-- start of Data lines --

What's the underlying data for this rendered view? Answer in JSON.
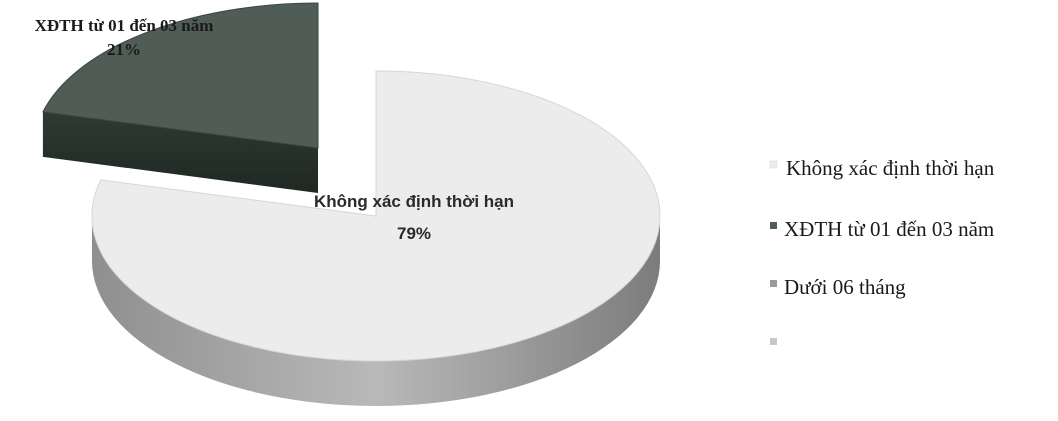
{
  "chart_data": {
    "type": "pie",
    "style": "3d-exploded",
    "categories": [
      "Không xác định thời hạn",
      "XĐTH từ 01 đến 03 năm",
      "Dưới 06 tháng",
      ""
    ],
    "values": [
      79,
      21,
      0,
      0
    ],
    "data_labels": [
      {
        "category": "Không xác định thời hạn",
        "value_text": "79%"
      },
      {
        "category": "XĐTH từ 01 đến 03 năm",
        "value_text": "21%"
      }
    ],
    "colors": [
      "#ececec",
      "#4f5d56",
      "#9a9a9a",
      "#c8c8c8"
    ],
    "legend": {
      "position": "right",
      "entries": [
        "Không xác định thời hạn",
        "XĐTH từ 01 đến 03 năm",
        "Dưới 06 tháng",
        ""
      ]
    }
  }
}
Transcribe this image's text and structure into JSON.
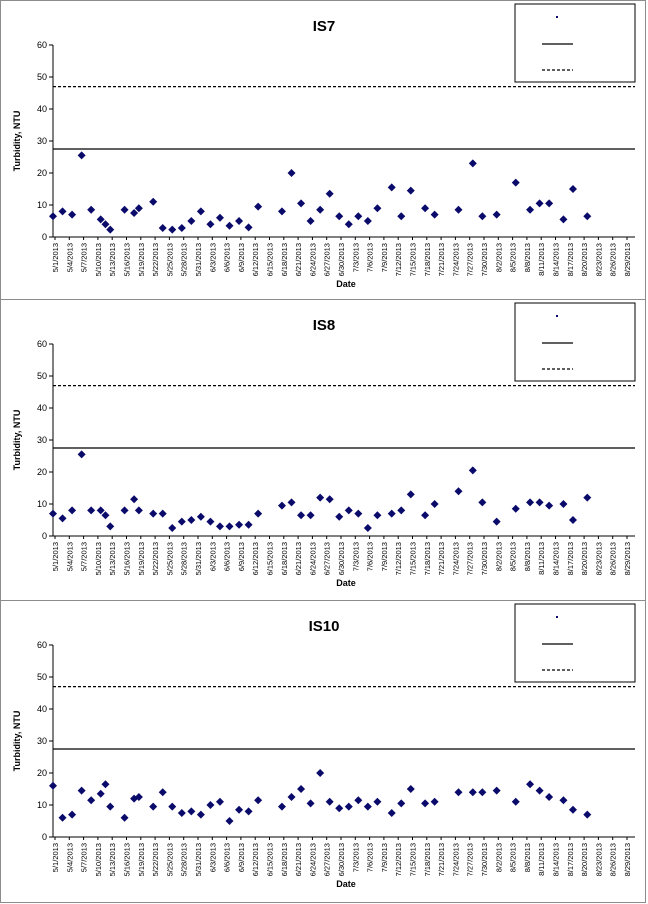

-- end of Data lines --

Description of the task: Go back to the records above and write them out exactly, without the pictures.

Final result:
What's the underlying data for this rendered view? Answer in JSON.
{
  "chart_data": {
    "type": "pie",
    "style": "3d-exploded",
    "categories": [
      "Không xác định thời hạn",
      "XĐTH từ 01 đến 03 năm",
      "Dưới 06 tháng",
      ""
    ],
    "values": [
      79,
      21,
      0,
      0
    ],
    "data_labels": [
      {
        "category": "Không xác định thời hạn",
        "value_text": "79%"
      },
      {
        "category": "XĐTH từ 01 đến 03 năm",
        "value_text": "21%"
      }
    ],
    "colors": [
      "#ececec",
      "#4f5d56",
      "#9a9a9a",
      "#c8c8c8"
    ],
    "legend": {
      "position": "right",
      "entries": [
        "Không xác định thời hạn",
        "XĐTH từ 01 đến 03 năm",
        "Dưới 06 tháng",
        ""
      ]
    }
  }
}
Transcribe this image's text and structure into JSON.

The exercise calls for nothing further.